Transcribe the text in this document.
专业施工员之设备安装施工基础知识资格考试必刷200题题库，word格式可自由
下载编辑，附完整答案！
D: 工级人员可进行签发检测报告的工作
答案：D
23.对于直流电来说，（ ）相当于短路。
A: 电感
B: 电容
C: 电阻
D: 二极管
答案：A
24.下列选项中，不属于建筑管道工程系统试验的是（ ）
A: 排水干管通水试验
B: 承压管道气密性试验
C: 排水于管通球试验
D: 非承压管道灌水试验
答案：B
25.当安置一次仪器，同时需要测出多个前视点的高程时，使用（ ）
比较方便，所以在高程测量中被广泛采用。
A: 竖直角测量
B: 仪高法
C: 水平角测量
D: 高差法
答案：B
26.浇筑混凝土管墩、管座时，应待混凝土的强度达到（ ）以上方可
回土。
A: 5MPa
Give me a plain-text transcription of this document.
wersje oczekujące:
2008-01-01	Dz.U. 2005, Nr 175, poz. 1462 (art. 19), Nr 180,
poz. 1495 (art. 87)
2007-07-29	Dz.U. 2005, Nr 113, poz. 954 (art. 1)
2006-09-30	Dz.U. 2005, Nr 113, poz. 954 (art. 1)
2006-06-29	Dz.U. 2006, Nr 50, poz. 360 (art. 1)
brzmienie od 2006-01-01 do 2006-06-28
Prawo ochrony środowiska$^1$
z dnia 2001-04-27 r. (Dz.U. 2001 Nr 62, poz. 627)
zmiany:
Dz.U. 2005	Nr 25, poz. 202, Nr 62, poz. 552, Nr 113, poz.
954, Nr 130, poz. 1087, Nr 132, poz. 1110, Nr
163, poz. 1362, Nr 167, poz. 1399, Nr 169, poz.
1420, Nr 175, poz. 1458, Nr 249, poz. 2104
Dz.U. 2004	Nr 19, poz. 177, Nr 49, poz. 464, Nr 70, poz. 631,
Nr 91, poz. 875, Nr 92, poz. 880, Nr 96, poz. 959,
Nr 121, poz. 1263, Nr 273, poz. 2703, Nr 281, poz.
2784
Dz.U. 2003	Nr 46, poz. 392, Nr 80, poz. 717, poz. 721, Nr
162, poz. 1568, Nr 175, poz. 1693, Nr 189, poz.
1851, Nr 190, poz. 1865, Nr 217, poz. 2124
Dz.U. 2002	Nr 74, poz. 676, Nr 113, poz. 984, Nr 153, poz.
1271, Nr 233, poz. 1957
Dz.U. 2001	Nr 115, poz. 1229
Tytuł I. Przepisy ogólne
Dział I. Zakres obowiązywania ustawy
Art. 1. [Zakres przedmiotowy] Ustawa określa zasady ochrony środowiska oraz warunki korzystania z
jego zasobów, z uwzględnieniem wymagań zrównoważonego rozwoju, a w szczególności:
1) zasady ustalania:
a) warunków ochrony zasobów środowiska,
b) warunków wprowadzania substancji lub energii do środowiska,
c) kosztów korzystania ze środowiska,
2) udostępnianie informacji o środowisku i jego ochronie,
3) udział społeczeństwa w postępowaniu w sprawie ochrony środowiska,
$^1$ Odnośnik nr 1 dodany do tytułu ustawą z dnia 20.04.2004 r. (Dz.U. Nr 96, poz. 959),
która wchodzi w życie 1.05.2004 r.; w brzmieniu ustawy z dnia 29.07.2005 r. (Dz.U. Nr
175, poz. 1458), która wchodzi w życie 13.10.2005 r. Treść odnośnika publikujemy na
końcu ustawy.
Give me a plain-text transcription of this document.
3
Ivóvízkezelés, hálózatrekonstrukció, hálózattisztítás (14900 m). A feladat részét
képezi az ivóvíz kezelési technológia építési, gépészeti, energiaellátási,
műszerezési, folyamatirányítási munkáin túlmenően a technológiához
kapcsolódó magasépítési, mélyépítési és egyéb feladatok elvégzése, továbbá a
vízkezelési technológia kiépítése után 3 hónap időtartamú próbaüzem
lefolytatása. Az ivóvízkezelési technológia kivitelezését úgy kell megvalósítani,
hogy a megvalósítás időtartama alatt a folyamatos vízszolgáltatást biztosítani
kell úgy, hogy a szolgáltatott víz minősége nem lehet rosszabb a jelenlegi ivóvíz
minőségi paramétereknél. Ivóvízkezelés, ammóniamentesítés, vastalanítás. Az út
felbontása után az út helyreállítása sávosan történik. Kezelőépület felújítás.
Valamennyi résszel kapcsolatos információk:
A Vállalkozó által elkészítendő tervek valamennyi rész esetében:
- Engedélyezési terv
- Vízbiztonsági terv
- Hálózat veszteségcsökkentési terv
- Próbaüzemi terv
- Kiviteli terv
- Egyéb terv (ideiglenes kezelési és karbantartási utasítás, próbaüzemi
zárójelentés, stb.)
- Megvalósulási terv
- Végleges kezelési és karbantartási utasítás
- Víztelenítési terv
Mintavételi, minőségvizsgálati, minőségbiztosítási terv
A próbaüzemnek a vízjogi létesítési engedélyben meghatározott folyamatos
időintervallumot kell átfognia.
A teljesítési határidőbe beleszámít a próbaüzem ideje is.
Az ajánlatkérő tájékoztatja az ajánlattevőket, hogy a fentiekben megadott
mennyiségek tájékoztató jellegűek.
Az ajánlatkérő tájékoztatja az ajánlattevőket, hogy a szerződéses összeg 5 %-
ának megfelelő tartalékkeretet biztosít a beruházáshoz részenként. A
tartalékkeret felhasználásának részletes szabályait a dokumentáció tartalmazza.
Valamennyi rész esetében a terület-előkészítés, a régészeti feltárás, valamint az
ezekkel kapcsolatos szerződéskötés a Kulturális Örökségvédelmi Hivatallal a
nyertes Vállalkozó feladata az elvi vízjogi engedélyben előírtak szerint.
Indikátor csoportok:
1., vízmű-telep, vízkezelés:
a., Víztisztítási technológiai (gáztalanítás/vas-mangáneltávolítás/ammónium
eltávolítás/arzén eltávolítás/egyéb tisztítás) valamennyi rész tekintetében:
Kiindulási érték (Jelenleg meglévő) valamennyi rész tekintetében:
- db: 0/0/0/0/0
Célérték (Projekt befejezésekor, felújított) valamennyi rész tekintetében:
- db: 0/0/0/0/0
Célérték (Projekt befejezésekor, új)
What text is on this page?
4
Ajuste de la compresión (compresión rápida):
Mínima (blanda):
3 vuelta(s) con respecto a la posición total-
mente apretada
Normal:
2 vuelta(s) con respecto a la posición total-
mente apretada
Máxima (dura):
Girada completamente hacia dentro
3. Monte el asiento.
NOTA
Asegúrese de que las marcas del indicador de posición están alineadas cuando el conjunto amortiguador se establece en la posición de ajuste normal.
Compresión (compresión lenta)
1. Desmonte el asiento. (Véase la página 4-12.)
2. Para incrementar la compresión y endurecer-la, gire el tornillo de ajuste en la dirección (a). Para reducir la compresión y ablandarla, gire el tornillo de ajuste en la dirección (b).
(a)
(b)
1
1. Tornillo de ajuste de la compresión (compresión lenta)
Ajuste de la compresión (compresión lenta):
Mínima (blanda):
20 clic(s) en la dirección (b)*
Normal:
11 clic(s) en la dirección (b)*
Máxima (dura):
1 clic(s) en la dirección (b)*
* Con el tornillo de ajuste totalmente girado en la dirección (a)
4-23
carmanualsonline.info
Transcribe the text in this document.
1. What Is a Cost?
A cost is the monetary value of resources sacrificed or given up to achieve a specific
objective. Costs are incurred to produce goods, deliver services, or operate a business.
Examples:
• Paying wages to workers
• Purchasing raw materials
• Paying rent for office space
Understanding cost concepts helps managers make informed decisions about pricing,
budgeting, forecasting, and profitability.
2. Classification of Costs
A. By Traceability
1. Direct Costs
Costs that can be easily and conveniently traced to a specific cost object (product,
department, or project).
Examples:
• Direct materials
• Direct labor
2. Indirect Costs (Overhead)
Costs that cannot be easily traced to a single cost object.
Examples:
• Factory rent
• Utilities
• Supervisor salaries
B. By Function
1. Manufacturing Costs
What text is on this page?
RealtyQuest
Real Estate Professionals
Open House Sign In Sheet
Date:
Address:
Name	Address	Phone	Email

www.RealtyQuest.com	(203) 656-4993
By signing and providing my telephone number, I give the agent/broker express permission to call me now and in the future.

########################################

[Problem statement]
Locate the word "Paying" in the records and collect each line it appears in.

[Correct answer]
• Paying wages to workers
• Paying rent for office space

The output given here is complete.